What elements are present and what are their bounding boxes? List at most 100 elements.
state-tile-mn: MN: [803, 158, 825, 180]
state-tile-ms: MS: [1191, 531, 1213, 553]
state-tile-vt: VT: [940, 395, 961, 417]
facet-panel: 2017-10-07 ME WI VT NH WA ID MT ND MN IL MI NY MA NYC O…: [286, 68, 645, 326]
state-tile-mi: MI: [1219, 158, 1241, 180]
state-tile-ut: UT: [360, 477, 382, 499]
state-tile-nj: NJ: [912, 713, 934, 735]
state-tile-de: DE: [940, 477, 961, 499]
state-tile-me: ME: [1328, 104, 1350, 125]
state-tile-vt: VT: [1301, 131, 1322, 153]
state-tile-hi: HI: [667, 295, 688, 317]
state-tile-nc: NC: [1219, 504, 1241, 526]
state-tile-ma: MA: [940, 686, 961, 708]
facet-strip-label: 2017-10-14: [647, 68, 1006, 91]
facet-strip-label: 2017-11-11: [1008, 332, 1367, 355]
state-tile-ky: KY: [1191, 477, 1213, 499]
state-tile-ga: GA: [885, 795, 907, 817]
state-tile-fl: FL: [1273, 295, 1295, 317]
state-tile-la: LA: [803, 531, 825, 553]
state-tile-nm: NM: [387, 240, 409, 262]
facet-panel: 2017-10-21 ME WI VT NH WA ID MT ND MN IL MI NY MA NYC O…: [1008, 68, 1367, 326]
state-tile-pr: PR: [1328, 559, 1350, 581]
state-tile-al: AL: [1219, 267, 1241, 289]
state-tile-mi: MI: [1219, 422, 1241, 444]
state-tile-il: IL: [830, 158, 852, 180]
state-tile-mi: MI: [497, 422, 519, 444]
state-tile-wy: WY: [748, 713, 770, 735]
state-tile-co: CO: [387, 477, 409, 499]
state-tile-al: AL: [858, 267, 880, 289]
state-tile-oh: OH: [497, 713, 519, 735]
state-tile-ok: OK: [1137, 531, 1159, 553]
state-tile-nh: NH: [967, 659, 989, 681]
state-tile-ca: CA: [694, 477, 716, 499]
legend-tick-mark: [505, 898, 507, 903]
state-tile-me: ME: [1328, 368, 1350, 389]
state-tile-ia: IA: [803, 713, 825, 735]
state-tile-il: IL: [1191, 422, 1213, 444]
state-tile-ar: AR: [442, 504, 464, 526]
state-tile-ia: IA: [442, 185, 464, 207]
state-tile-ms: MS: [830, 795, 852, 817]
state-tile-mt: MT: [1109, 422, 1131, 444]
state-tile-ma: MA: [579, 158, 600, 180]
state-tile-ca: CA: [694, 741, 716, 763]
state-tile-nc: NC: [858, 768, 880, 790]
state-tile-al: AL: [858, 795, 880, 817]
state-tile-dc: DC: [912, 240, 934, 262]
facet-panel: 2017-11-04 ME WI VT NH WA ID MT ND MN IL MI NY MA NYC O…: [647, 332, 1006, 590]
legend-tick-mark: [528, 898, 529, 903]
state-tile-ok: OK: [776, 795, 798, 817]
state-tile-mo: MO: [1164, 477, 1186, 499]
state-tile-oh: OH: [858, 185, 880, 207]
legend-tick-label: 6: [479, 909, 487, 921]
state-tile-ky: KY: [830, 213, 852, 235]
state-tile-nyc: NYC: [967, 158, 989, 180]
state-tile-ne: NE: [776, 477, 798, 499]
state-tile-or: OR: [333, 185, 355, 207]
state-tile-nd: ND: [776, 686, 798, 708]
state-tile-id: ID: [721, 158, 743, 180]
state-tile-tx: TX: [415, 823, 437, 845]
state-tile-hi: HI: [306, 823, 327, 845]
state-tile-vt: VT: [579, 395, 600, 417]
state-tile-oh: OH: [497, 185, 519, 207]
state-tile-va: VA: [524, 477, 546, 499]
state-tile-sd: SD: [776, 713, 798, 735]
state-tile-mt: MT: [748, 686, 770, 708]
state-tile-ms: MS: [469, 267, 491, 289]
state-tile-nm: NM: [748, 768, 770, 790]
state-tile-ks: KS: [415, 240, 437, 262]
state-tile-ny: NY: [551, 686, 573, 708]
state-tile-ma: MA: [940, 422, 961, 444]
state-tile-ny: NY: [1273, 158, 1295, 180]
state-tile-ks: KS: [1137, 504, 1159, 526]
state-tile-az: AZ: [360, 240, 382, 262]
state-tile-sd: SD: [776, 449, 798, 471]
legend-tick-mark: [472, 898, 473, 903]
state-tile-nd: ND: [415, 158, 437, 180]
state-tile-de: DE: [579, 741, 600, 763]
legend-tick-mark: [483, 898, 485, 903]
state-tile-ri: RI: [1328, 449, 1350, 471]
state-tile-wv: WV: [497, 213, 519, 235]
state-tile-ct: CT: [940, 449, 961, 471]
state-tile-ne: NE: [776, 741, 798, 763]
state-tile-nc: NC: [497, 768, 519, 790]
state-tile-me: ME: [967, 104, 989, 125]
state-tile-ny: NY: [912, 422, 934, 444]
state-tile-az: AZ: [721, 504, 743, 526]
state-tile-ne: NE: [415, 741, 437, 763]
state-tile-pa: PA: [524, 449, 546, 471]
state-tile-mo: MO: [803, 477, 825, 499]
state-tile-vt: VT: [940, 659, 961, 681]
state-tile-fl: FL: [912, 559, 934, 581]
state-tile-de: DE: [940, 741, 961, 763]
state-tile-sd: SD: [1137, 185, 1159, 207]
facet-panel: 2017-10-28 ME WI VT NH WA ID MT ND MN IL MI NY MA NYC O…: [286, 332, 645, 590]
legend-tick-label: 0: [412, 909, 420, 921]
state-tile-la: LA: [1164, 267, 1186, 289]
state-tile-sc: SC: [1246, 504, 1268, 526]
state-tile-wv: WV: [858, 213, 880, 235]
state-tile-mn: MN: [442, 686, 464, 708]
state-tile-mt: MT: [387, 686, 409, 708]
=-=-=-=-=
• **Written problem**: Please print every entry above again, unchanged and line for line.

• **Exercise solution**:
What elements are present and what are their bounding boxes? List at most 100 elements.
state-tile-mn: MN: [803, 158, 825, 180]
state-tile-ms: MS: [1191, 531, 1213, 553]
state-tile-vt: VT: [940, 395, 961, 417]
facet-panel: 2017-10-07 ME WI VT NH WA ID MT ND MN IL MI NY MA NYC O…: [286, 68, 645, 326]
state-tile-mi: MI: [1219, 158, 1241, 180]
state-tile-ut: UT: [360, 477, 382, 499]
state-tile-nj: NJ: [912, 713, 934, 735]
state-tile-de: DE: [940, 477, 961, 499]
state-tile-me: ME: [1328, 104, 1350, 125]
state-tile-vt: VT: [1301, 131, 1322, 153]
state-tile-hi: HI: [667, 295, 688, 317]
state-tile-nc: NC: [1219, 504, 1241, 526]
state-tile-ma: MA: [940, 686, 961, 708]
facet-strip-label: 2017-10-14: [647, 68, 1006, 91]
facet-strip-label: 2017-11-11: [1008, 332, 1367, 355]
state-tile-ky: KY: [1191, 477, 1213, 499]
state-tile-ga: GA: [885, 795, 907, 817]
state-tile-fl: FL: [1273, 295, 1295, 317]
state-tile-la: LA: [803, 531, 825, 553]
state-tile-nm: NM: [387, 240, 409, 262]
facet-panel: 2017-10-21 ME WI VT NH WA ID MT ND MN IL MI NY MA NYC O…: [1008, 68, 1367, 326]
state-tile-pr: PR: [1328, 559, 1350, 581]
state-tile-al: AL: [1219, 267, 1241, 289]
state-tile-mi: MI: [1219, 422, 1241, 444]
state-tile-il: IL: [830, 158, 852, 180]
state-tile-mi: MI: [497, 422, 519, 444]
state-tile-wy: WY: [748, 713, 770, 735]
state-tile-co: CO: [387, 477, 409, 499]
state-tile-al: AL: [858, 267, 880, 289]
state-tile-oh: OH: [497, 713, 519, 735]
state-tile-ok: OK: [1137, 531, 1159, 553]
state-tile-nh: NH: [967, 659, 989, 681]
state-tile-ca: CA: [694, 477, 716, 499]
legend-tick-mark: [505, 898, 507, 903]
state-tile-me: ME: [1328, 368, 1350, 389]
state-tile-ia: IA: [803, 713, 825, 735]
state-tile-il: IL: [1191, 422, 1213, 444]
state-tile-ar: AR: [442, 504, 464, 526]
state-tile-ia: IA: [442, 185, 464, 207]
state-tile-ms: MS: [830, 795, 852, 817]
state-tile-mt: MT: [1109, 422, 1131, 444]
state-tile-ma: MA: [579, 158, 600, 180]
state-tile-ca: CA: [694, 741, 716, 763]
state-tile-nc: NC: [858, 768, 880, 790]
state-tile-al: AL: [858, 795, 880, 817]
state-tile-dc: DC: [912, 240, 934, 262]
facet-panel: 2017-11-04 ME WI VT NH WA ID MT ND MN IL MI NY MA NYC O…: [647, 332, 1006, 590]
legend-tick-mark: [528, 898, 529, 903]
state-tile-ok: OK: [776, 795, 798, 817]
state-tile-mo: MO: [1164, 477, 1186, 499]
state-tile-oh: OH: [858, 185, 880, 207]
legend-tick-label: 6: [479, 909, 487, 921]
state-tile-ky: KY: [830, 213, 852, 235]
state-tile-nyc: NYC: [967, 158, 989, 180]
state-tile-ne: NE: [776, 477, 798, 499]
state-tile-or: OR: [333, 185, 355, 207]
state-tile-nd: ND: [776, 686, 798, 708]
state-tile-id: ID: [721, 158, 743, 180]
state-tile-tx: TX: [415, 823, 437, 845]
state-tile-hi: HI: [306, 823, 327, 845]
state-tile-vt: VT: [579, 395, 600, 417]
state-tile-oh: OH: [497, 185, 519, 207]
state-tile-va: VA: [524, 477, 546, 499]
state-tile-sd: SD: [776, 713, 798, 735]
state-tile-mt: MT: [748, 686, 770, 708]
state-tile-ms: MS: [469, 267, 491, 289]
state-tile-nm: NM: [748, 768, 770, 790]
state-tile-ks: KS: [415, 240, 437, 262]
state-tile-ny: NY: [551, 686, 573, 708]
state-tile-ma: MA: [940, 422, 961, 444]
state-tile-ny: NY: [1273, 158, 1295, 180]
state-tile-ks: KS: [1137, 504, 1159, 526]
state-tile-az: AZ: [360, 240, 382, 262]
state-tile-sd: SD: [776, 449, 798, 471]
legend-tick-mark: [472, 898, 473, 903]
state-tile-nd: ND: [415, 158, 437, 180]
state-tile-de: DE: [579, 741, 600, 763]
legend-tick-mark: [483, 898, 485, 903]
state-tile-ri: RI: [1328, 449, 1350, 471]
state-tile-wv: WV: [497, 213, 519, 235]
state-tile-ct: CT: [940, 449, 961, 471]
state-tile-ne: NE: [776, 741, 798, 763]
state-tile-nc: NC: [497, 768, 519, 790]
state-tile-me: ME: [967, 104, 989, 125]
state-tile-ny: NY: [912, 422, 934, 444]
state-tile-az: AZ: [721, 504, 743, 526]
state-tile-ne: NE: [415, 741, 437, 763]
state-tile-pa: PA: [524, 449, 546, 471]
state-tile-mo: MO: [803, 477, 825, 499]
state-tile-vt: VT: [940, 659, 961, 681]
state-tile-fl: FL: [912, 559, 934, 581]
state-tile-de: DE: [940, 741, 961, 763]
state-tile-sd: SD: [1137, 185, 1159, 207]
facet-panel: 2017-10-28 ME WI VT NH WA ID MT ND MN IL MI NY MA NYC O…: [286, 332, 645, 590]
legend-tick-label: 0: [412, 909, 420, 921]
state-tile-la: LA: [1164, 267, 1186, 289]
state-tile-sc: SC: [1246, 504, 1268, 526]
state-tile-wv: WV: [858, 213, 880, 235]
state-tile-mn: MN: [442, 686, 464, 708]
state-tile-mt: MT: [387, 686, 409, 708]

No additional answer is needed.